● **GIVEN INFORMATION**:
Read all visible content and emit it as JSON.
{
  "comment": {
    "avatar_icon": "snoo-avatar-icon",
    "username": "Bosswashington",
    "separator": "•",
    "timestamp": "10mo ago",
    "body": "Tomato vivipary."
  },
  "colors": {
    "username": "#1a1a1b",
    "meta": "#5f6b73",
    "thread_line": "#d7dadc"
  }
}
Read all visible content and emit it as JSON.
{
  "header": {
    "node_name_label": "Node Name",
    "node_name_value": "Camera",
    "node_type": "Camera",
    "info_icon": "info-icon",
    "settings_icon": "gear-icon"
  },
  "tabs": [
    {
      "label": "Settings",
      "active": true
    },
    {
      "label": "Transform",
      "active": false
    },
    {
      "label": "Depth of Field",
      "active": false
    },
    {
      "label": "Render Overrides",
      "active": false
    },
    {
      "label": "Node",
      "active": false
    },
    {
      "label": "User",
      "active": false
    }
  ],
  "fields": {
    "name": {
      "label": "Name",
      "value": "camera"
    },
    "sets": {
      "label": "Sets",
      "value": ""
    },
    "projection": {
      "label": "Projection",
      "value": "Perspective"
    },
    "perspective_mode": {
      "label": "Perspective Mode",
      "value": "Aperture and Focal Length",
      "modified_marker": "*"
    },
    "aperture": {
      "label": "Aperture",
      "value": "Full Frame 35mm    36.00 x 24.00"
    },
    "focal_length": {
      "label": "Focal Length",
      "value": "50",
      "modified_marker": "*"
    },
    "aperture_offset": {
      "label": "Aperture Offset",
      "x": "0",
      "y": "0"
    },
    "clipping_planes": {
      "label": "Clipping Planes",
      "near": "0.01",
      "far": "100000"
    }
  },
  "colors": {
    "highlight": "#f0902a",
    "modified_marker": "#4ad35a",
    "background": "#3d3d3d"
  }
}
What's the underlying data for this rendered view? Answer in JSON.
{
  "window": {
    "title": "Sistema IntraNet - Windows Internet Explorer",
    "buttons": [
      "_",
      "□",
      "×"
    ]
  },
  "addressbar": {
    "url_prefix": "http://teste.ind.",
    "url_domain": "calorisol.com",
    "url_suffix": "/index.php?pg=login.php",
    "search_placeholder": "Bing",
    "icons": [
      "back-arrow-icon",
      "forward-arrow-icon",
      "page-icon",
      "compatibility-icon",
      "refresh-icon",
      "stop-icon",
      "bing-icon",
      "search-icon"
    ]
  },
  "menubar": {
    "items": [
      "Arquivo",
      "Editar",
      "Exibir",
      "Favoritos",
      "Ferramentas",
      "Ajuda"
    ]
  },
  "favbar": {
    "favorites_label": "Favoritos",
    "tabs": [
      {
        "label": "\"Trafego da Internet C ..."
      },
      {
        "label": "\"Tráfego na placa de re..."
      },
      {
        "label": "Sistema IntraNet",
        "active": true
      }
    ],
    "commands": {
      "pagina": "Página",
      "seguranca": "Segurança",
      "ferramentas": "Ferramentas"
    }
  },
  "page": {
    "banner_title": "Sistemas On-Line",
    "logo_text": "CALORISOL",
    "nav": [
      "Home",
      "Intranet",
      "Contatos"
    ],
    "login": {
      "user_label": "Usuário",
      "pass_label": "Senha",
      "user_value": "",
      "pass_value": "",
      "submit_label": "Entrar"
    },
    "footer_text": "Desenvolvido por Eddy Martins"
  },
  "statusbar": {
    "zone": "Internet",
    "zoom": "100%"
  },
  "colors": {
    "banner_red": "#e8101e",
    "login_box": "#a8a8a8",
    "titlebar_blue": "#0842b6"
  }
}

● **REQUIREMENTS**:
Copy every line in the entries above that has the string "Ferramentas" in it.

● **RESULT OF THE EXERCISE**:
      "Ferramentas",
      "ferramentas": "Ferramentas"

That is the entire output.